* Objective *
Set out every line of the listing below as a numbered list, skipping any blank lines and leaving the pictures out.

* Provided records *
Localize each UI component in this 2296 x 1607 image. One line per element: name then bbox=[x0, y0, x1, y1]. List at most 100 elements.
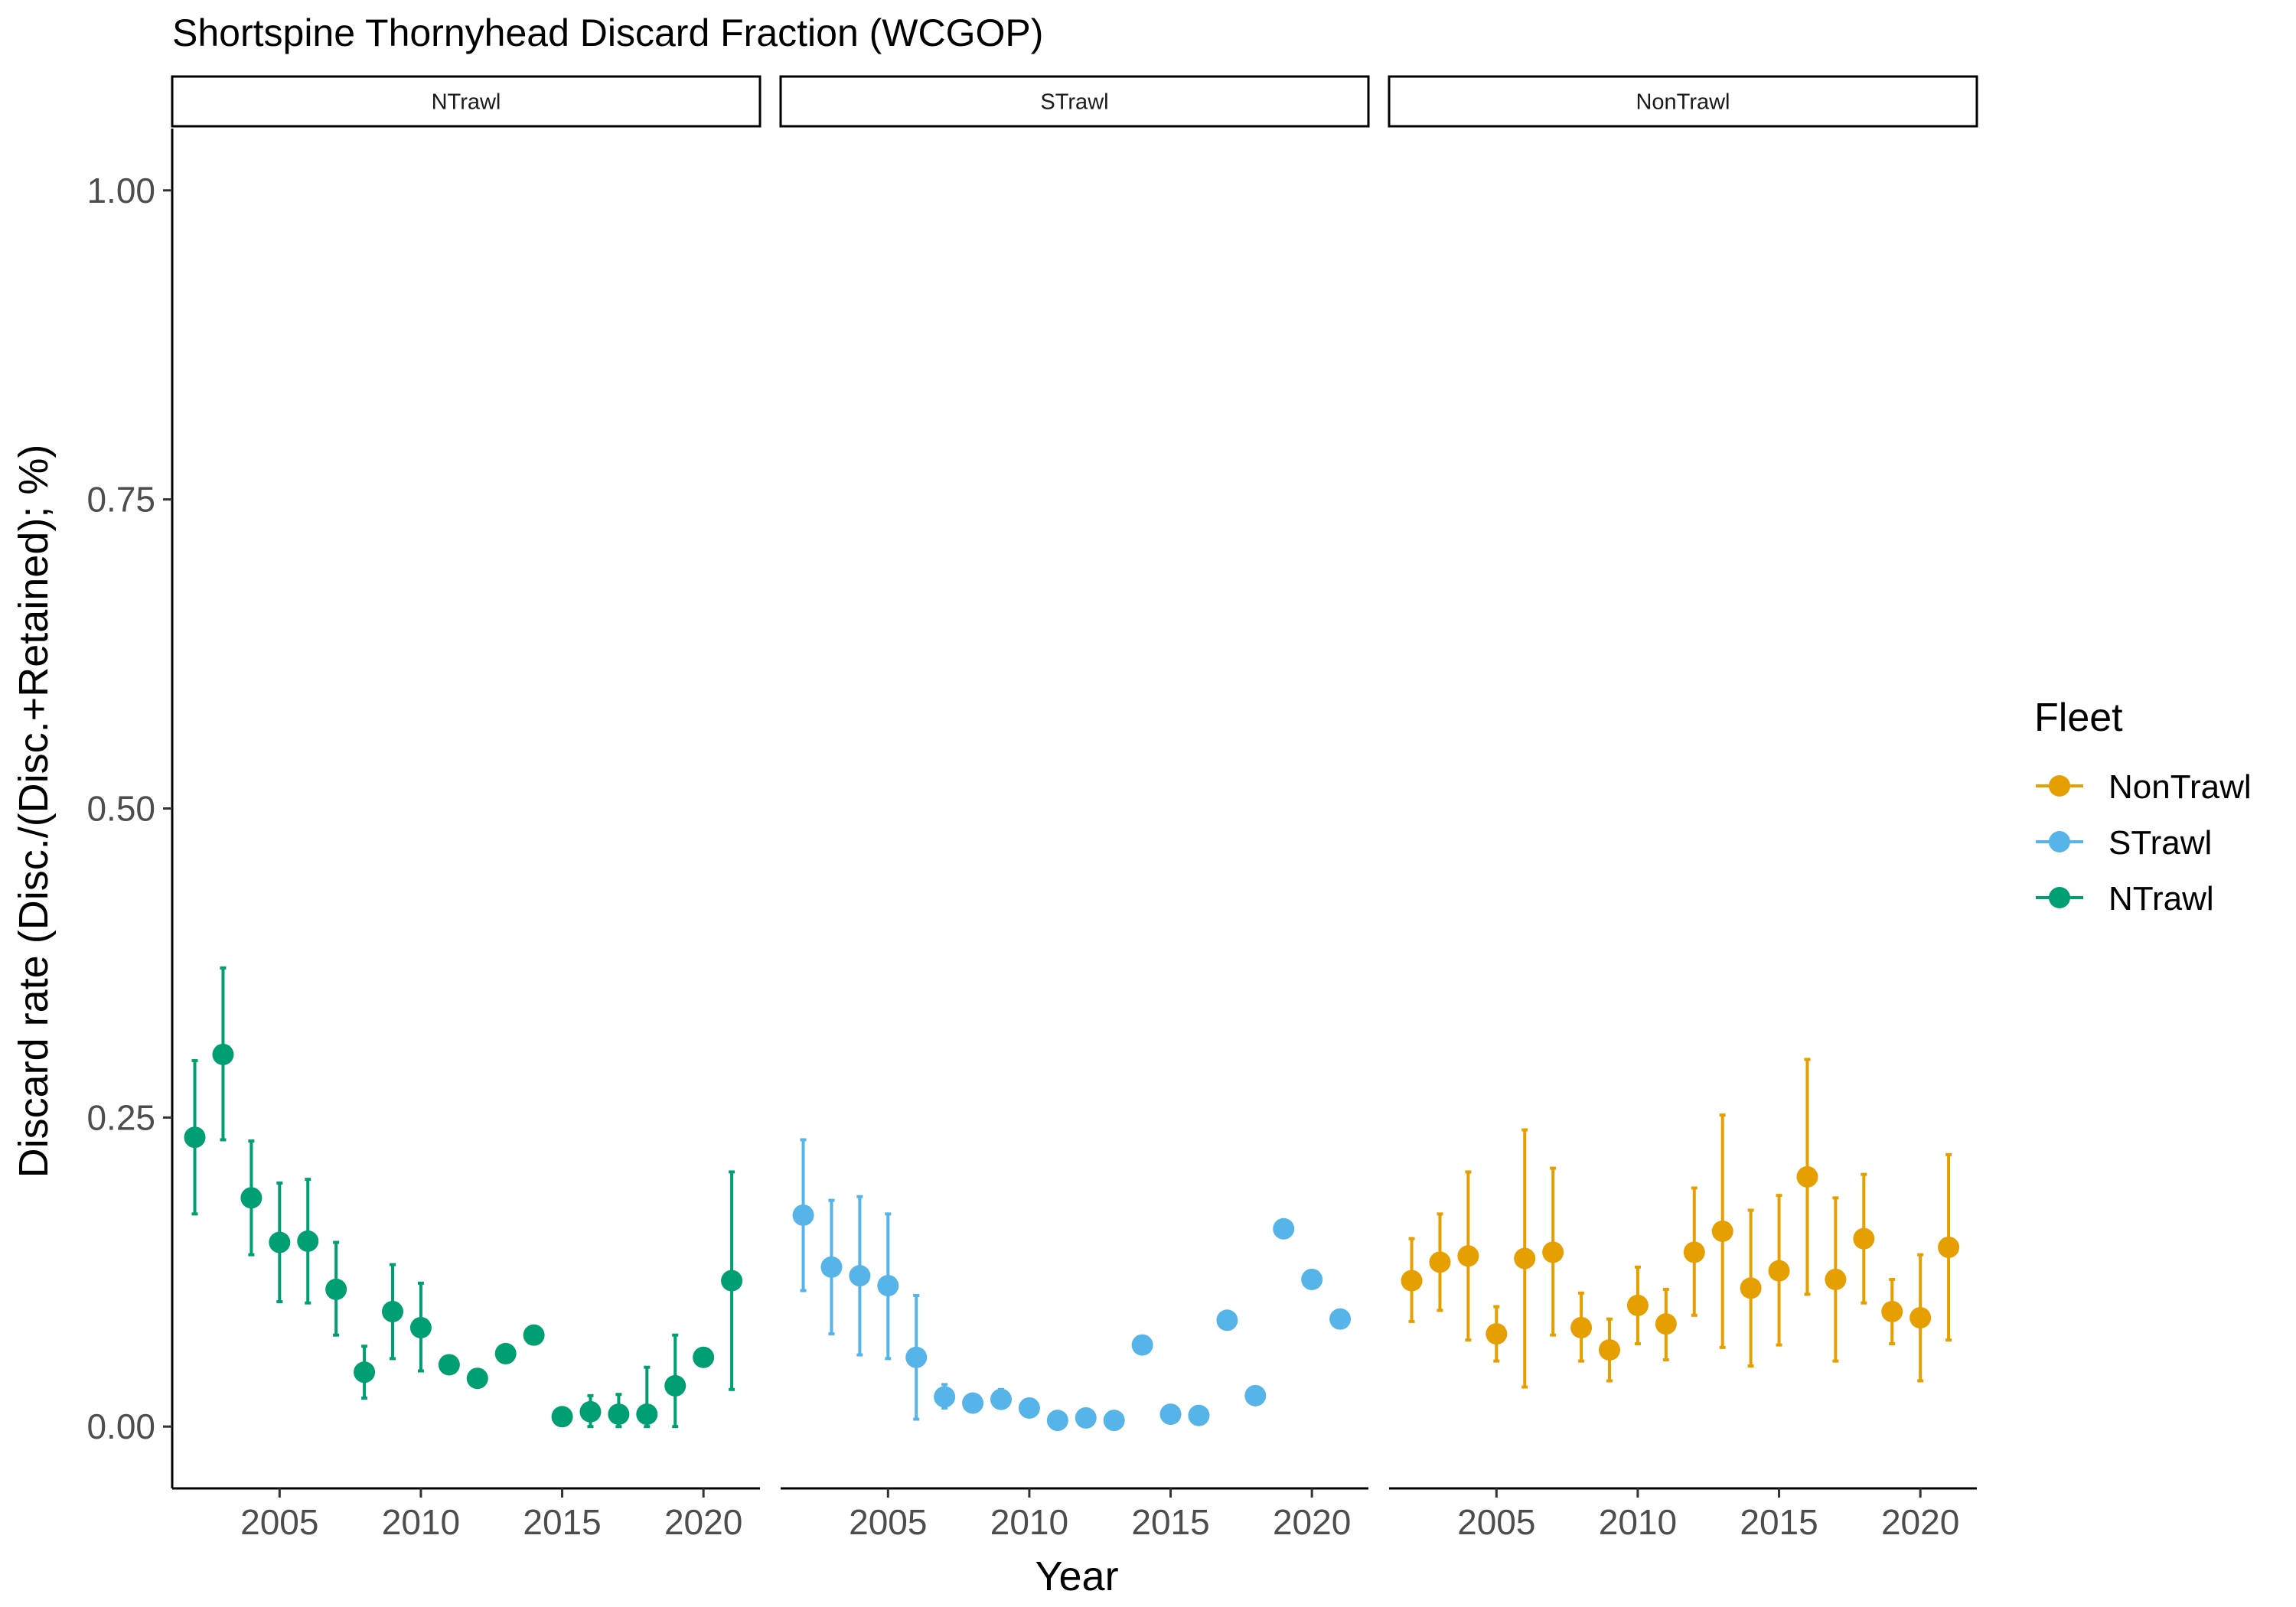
x-tick-label: 2010 bbox=[990, 1502, 1068, 1542]
legend-label: STrawl bbox=[2108, 824, 2212, 862]
facet-strip bbox=[1388, 75, 1978, 128]
data-point bbox=[1825, 1268, 1847, 1290]
data-point bbox=[1570, 1316, 1593, 1338]
data-point bbox=[240, 1187, 263, 1209]
data-point bbox=[1626, 1294, 1649, 1316]
y-tick-label: 0.50 bbox=[86, 789, 155, 829]
data-point bbox=[494, 1342, 517, 1364]
x-tick-label: 2010 bbox=[382, 1502, 460, 1542]
y-tick-label: 0.75 bbox=[86, 480, 155, 520]
data-point bbox=[608, 1403, 630, 1426]
data-point bbox=[1401, 1270, 1423, 1292]
legend-label: NonTrawl bbox=[2108, 768, 2252, 806]
y-tick-label: 0.25 bbox=[86, 1097, 155, 1137]
legend-entry-strawl: STrawl bbox=[2036, 824, 2212, 862]
data-point bbox=[1655, 1313, 1677, 1335]
data-point bbox=[990, 1388, 1012, 1410]
data-point bbox=[1514, 1247, 1536, 1270]
legend-key-point bbox=[2049, 887, 2070, 908]
data-point bbox=[1768, 1260, 1790, 1282]
data-point bbox=[1599, 1339, 1620, 1361]
data-point bbox=[1853, 1227, 1875, 1250]
data-point bbox=[792, 1204, 814, 1226]
data-point bbox=[962, 1392, 984, 1414]
y-tick-label: 0.00 bbox=[86, 1407, 155, 1446]
facet-strip-label: NonTrawl bbox=[1636, 90, 1730, 115]
data-point bbox=[905, 1346, 928, 1368]
y-axis-title: Discard rate (Disc./(Disc.+Retained); %) bbox=[11, 445, 57, 1178]
data-point bbox=[721, 1270, 743, 1292]
data-point bbox=[1188, 1404, 1210, 1426]
data-point bbox=[1910, 1307, 1932, 1329]
data-point bbox=[1046, 1410, 1068, 1432]
data-point bbox=[1881, 1300, 1903, 1322]
facet-panels: NTrawl 2005 2010 2015 2020 STrawl 2005 2010 2015… bbox=[171, 75, 1978, 1542]
data-point bbox=[1273, 1217, 1295, 1240]
x-tick-label: 2005 bbox=[240, 1502, 318, 1542]
data-point bbox=[269, 1231, 291, 1253]
legend: Fleet NonTrawl STrawl NTrawl bbox=[2034, 696, 2252, 918]
legend-title: Fleet bbox=[2034, 696, 2123, 740]
x-tick-label: 2015 bbox=[1740, 1502, 1818, 1542]
data-point bbox=[1740, 1277, 1762, 1299]
data-point bbox=[466, 1367, 488, 1390]
facet-strip-label: STrawl bbox=[1040, 90, 1108, 115]
data-point bbox=[1131, 1334, 1153, 1356]
data-point bbox=[877, 1275, 899, 1297]
legend-entry-nontrawl: NonTrawl bbox=[2036, 768, 2252, 806]
data-point bbox=[409, 1316, 432, 1338]
legend-key-point bbox=[2049, 831, 2070, 852]
data-point bbox=[1711, 1220, 1733, 1242]
data-point bbox=[1486, 1323, 1508, 1345]
chart-title: Shortspine Thornyhead Discard Fraction (… bbox=[172, 11, 1043, 54]
x-tick-label: 2020 bbox=[1881, 1502, 1959, 1542]
data-point bbox=[934, 1386, 956, 1408]
facet-strip bbox=[779, 75, 1370, 128]
x-tick-label: 2020 bbox=[664, 1502, 742, 1542]
data-point bbox=[523, 1324, 545, 1346]
x-axis-title: Year bbox=[1035, 1553, 1118, 1599]
data-point bbox=[325, 1278, 347, 1300]
data-point bbox=[1244, 1384, 1267, 1407]
data-point bbox=[664, 1374, 687, 1397]
data-point bbox=[212, 1043, 234, 1065]
data-point bbox=[1429, 1251, 1451, 1273]
data-point bbox=[354, 1361, 376, 1384]
data-point bbox=[438, 1354, 460, 1376]
data-point bbox=[693, 1346, 715, 1368]
data-point bbox=[1796, 1165, 1818, 1188]
legend-key-point bbox=[2049, 775, 2070, 797]
data-point bbox=[297, 1230, 319, 1252]
data-point bbox=[1159, 1403, 1182, 1426]
facet-panel-strawl: STrawl 2005 2010 2015 2020 bbox=[779, 75, 1370, 1542]
y-tick-label: 1.00 bbox=[86, 171, 155, 210]
y-axis: 0.00 0.25 0.50 0.75 1.00 bbox=[86, 129, 174, 1488]
data-point bbox=[1938, 1236, 1960, 1258]
facet-strip bbox=[171, 75, 762, 128]
data-point bbox=[184, 1126, 206, 1149]
data-point bbox=[1683, 1241, 1705, 1263]
facet-strip-label: NTrawl bbox=[432, 90, 501, 115]
data-point bbox=[1103, 1410, 1125, 1432]
data-point bbox=[1329, 1308, 1352, 1330]
data-point bbox=[1542, 1241, 1564, 1263]
data-point bbox=[849, 1265, 871, 1287]
x-tick-label: 2005 bbox=[1457, 1502, 1535, 1542]
data-point bbox=[1216, 1309, 1238, 1332]
x-tick-label: 2015 bbox=[523, 1502, 601, 1542]
data-point bbox=[382, 1300, 403, 1322]
legend-label: NTrawl bbox=[2108, 880, 2214, 918]
facet-panel-ntrawl: NTrawl 2005 2010 2015 2020 bbox=[171, 75, 762, 1542]
facet-panel-nontrawl: NonTrawl 2005 2010 2015 2020 bbox=[1388, 75, 1978, 1542]
x-tick-label: 2015 bbox=[1131, 1502, 1209, 1542]
data-point bbox=[1075, 1407, 1097, 1429]
data-point bbox=[551, 1406, 573, 1428]
x-tick-label: 2020 bbox=[1273, 1502, 1351, 1542]
x-tick-label: 2010 bbox=[1599, 1502, 1677, 1542]
data-point bbox=[636, 1403, 658, 1426]
legend-entries: NonTrawl STrawl NTrawl bbox=[2036, 768, 2252, 918]
data-point bbox=[1301, 1268, 1323, 1290]
data-point bbox=[1018, 1397, 1040, 1419]
legend-entry-ntrawl: NTrawl bbox=[2036, 880, 2214, 918]
data-point bbox=[1457, 1245, 1479, 1267]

* Response *
1. Localize each UI component in this 2296 x 1607 image. One line per element: name then bbox=[x0, y0, x1, y1]. List at most 100 elements.
2. x-tick-label: 2010 bbox=[990, 1502, 1068, 1542]
3. legend-label: STrawl bbox=[2108, 824, 2212, 862]
4. facet-strip bbox=[1388, 75, 1978, 128]
5. data-point bbox=[1825, 1268, 1847, 1290]
6. data-point bbox=[1570, 1316, 1593, 1338]
7. data-point bbox=[240, 1187, 263, 1209]
8. data-point bbox=[1626, 1294, 1649, 1316]
9. y-tick-label: 0.50 bbox=[86, 789, 155, 829]
10. data-point bbox=[494, 1342, 517, 1364]
11. x-tick-label: 2010 bbox=[382, 1502, 460, 1542]
12. y-tick-label: 0.75 bbox=[86, 480, 155, 520]
13. data-point bbox=[608, 1403, 630, 1426]
14. data-point bbox=[1401, 1270, 1423, 1292]
15. legend-label: NonTrawl bbox=[2108, 768, 2252, 806]
16. y-tick-label: 0.25 bbox=[86, 1097, 155, 1137]
17. legend-entry-strawl: STrawl bbox=[2036, 824, 2212, 862]
18. data-point bbox=[1655, 1313, 1677, 1335]
19. data-point bbox=[990, 1388, 1012, 1410]
20. data-point bbox=[1514, 1247, 1536, 1270]
21. legend-key-point bbox=[2049, 887, 2070, 908]
22. data-point bbox=[1768, 1260, 1790, 1282]
23. data-point bbox=[1599, 1339, 1620, 1361]
24. data-point bbox=[1853, 1227, 1875, 1250]
25. data-point bbox=[792, 1204, 814, 1226]
26. data-point bbox=[962, 1392, 984, 1414]
27. y-tick-label: 0.00 bbox=[86, 1407, 155, 1446]
28. facet-strip-label: NonTrawl bbox=[1636, 90, 1730, 115]
29. data-point bbox=[905, 1346, 928, 1368]
30. y-axis-title: Discard rate (Disc./(Disc.+Retained); %) bbox=[11, 445, 57, 1178]
31. data-point bbox=[721, 1270, 743, 1292]
32. data-point bbox=[1188, 1404, 1210, 1426]
33. data-point bbox=[1910, 1307, 1932, 1329]
34. data-point bbox=[1046, 1410, 1068, 1432]
35. data-point bbox=[1881, 1300, 1903, 1322]
36. facet-panels: NTrawl 2005 2010 2015 2020 STrawl 2005 2010 2015… bbox=[171, 75, 1978, 1542]
37. data-point bbox=[1273, 1217, 1295, 1240]
38. x-tick-label: 2005 bbox=[240, 1502, 318, 1542]
39. data-point bbox=[269, 1231, 291, 1253]
40. legend: Fleet NonTrawl STrawl NTrawl bbox=[2034, 696, 2252, 918]
41. legend-title: Fleet bbox=[2034, 696, 2123, 740]
42. x-tick-label: 2015 bbox=[1740, 1502, 1818, 1542]
43. data-point bbox=[1740, 1277, 1762, 1299]
44. data-point bbox=[466, 1367, 488, 1390]
45. facet-strip-label: STrawl bbox=[1040, 90, 1108, 115]
46. data-point bbox=[1131, 1334, 1153, 1356]
47. data-point bbox=[877, 1275, 899, 1297]
48. legend-entry-nontrawl: NonTrawl bbox=[2036, 768, 2252, 806]
49. data-point bbox=[409, 1316, 432, 1338]
50. legend-key-point bbox=[2049, 831, 2070, 852]
51. data-point bbox=[1711, 1220, 1733, 1242]
52. data-point bbox=[1486, 1323, 1508, 1345]
53. chart-title: Shortspine Thornyhead Discard Fraction (… bbox=[172, 11, 1043, 54]
54. x-tick-label: 2020 bbox=[1881, 1502, 1959, 1542]
55. data-point bbox=[934, 1386, 956, 1408]
56. facet-strip bbox=[779, 75, 1370, 128]
57. x-tick-label: 2020 bbox=[664, 1502, 742, 1542]
58. data-point bbox=[523, 1324, 545, 1346]
59. x-axis-title: Year bbox=[1035, 1553, 1118, 1599]
60. data-point bbox=[325, 1278, 347, 1300]
61. data-point bbox=[1244, 1384, 1267, 1407]
62. data-point bbox=[664, 1374, 687, 1397]
63. data-point bbox=[212, 1043, 234, 1065]
64. data-point bbox=[1429, 1251, 1451, 1273]
65. data-point bbox=[354, 1361, 376, 1384]
66. data-point bbox=[438, 1354, 460, 1376]
67. data-point bbox=[693, 1346, 715, 1368]
68. data-point bbox=[1796, 1165, 1818, 1188]
69. legend-key-point bbox=[2049, 775, 2070, 797]
70. data-point bbox=[297, 1230, 319, 1252]
71. data-point bbox=[1159, 1403, 1182, 1426]
72. facet-panel-strawl: STrawl 2005 2010 2015 2020 bbox=[779, 75, 1370, 1542]
73. y-tick-label: 1.00 bbox=[86, 171, 155, 210]
74. y-axis: 0.00 0.25 0.50 0.75 1.00 bbox=[86, 129, 174, 1488]
75. data-point bbox=[1938, 1236, 1960, 1258]
76. facet-strip bbox=[171, 75, 762, 128]
77. data-point bbox=[184, 1126, 206, 1149]
78. data-point bbox=[1683, 1241, 1705, 1263]
79. facet-strip-label: NTrawl bbox=[432, 90, 501, 115]
80. data-point bbox=[1103, 1410, 1125, 1432]
81. data-point bbox=[1329, 1308, 1352, 1330]
82. data-point bbox=[1542, 1241, 1564, 1263]
83. data-point bbox=[849, 1265, 871, 1287]
84. x-tick-label: 2005 bbox=[1457, 1502, 1535, 1542]
85. data-point bbox=[1216, 1309, 1238, 1332]
86. x-tick-label: 2015 bbox=[523, 1502, 601, 1542]
87. data-point bbox=[382, 1300, 403, 1322]
88. legend-label: NTrawl bbox=[2108, 880, 2214, 918]
89. facet-panel-ntrawl: NTrawl 2005 2010 2015 2020 bbox=[171, 75, 762, 1542]
90. facet-panel-nontrawl: NonTrawl 2005 2010 2015 2020 bbox=[1388, 75, 1978, 1542]
91. x-tick-label: 2015 bbox=[1131, 1502, 1209, 1542]
92. data-point bbox=[1075, 1407, 1097, 1429]
93. data-point bbox=[551, 1406, 573, 1428]
94. x-tick-label: 2020 bbox=[1273, 1502, 1351, 1542]
95. x-tick-label: 2010 bbox=[1599, 1502, 1677, 1542]
96. data-point bbox=[636, 1403, 658, 1426]
97. legend-entries: NonTrawl STrawl NTrawl bbox=[2036, 768, 2252, 918]
98. data-point bbox=[1301, 1268, 1323, 1290]
99. data-point bbox=[1018, 1397, 1040, 1419]
100. legend-entry-ntrawl: NTrawl bbox=[2036, 880, 2214, 918]
101. data-point bbox=[1457, 1245, 1479, 1267]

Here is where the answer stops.